■ **EXERCISE OBJECTIVE**:
Collect all the lines that mention the word "систем".

■ **SUPPLIED RECORDS**:
<<<<

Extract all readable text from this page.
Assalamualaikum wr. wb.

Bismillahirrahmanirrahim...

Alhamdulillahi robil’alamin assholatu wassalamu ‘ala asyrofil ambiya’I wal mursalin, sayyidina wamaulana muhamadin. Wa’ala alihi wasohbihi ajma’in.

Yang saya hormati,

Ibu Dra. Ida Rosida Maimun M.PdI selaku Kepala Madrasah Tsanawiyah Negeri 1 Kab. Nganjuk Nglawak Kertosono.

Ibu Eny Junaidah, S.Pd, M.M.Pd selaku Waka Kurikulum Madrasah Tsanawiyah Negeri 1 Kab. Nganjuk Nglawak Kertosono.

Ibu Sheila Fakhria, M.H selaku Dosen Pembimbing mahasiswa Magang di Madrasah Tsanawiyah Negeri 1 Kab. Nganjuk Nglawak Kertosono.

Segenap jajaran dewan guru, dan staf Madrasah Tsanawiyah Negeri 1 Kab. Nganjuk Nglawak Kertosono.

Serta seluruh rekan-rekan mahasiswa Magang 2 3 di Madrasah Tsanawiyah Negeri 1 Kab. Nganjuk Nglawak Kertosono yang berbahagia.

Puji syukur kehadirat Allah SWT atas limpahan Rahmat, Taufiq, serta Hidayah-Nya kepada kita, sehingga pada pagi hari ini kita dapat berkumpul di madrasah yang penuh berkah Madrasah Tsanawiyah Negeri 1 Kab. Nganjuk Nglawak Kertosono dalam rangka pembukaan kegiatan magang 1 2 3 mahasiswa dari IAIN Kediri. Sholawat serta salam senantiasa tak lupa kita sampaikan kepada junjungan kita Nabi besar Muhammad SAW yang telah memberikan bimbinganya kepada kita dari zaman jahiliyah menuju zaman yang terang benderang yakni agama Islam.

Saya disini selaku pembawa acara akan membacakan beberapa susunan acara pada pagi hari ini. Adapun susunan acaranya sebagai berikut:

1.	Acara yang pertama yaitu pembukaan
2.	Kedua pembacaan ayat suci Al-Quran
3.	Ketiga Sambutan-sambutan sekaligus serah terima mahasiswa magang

>>>>
<<<<

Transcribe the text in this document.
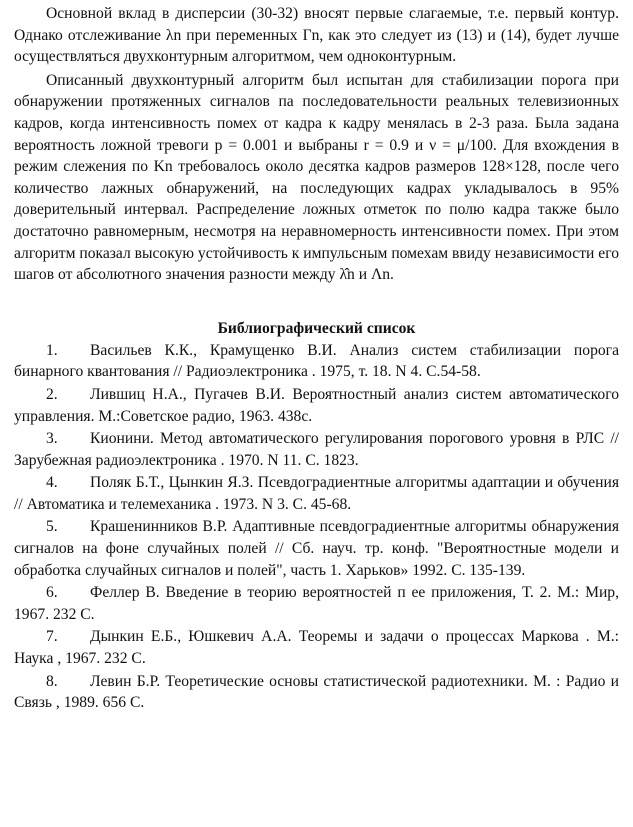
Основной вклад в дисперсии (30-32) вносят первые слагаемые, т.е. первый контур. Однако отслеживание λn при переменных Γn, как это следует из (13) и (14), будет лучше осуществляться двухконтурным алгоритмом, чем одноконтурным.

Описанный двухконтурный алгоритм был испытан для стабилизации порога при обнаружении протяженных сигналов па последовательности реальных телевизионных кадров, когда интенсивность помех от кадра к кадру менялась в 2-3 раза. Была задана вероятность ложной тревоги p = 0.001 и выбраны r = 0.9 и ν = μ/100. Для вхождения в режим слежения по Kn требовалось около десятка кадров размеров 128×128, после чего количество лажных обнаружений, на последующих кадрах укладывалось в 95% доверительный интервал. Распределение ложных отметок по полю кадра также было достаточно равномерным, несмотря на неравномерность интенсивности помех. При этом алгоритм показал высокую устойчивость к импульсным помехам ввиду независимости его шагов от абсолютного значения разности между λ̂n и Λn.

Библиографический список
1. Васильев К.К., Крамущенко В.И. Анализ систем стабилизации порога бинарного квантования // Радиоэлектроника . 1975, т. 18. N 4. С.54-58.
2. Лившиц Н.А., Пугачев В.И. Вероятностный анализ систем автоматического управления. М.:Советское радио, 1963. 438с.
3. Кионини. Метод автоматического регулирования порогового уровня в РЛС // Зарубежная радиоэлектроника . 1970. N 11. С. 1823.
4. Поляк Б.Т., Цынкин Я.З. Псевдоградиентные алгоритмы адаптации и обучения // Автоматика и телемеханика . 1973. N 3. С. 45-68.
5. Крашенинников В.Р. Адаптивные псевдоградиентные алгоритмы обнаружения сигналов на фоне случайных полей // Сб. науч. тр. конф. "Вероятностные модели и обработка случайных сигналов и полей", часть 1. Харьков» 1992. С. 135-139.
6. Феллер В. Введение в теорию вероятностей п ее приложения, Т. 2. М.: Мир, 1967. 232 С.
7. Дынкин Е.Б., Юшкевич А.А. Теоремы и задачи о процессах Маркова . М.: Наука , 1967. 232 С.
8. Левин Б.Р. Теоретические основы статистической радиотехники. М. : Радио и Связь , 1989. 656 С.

>>>>

■ **ANSWER**:
1. Васильев К.К., Крамущенко В.И. Анализ систем стабилизации порога бинарного квантования // Радиоэлектроника . 1975, т. 18. N 4. С.54-58.
2. Лившиц Н.А., Пугачев В.И. Вероятностный анализ систем автоматического управления. М.:Советское радио, 1963. 438с.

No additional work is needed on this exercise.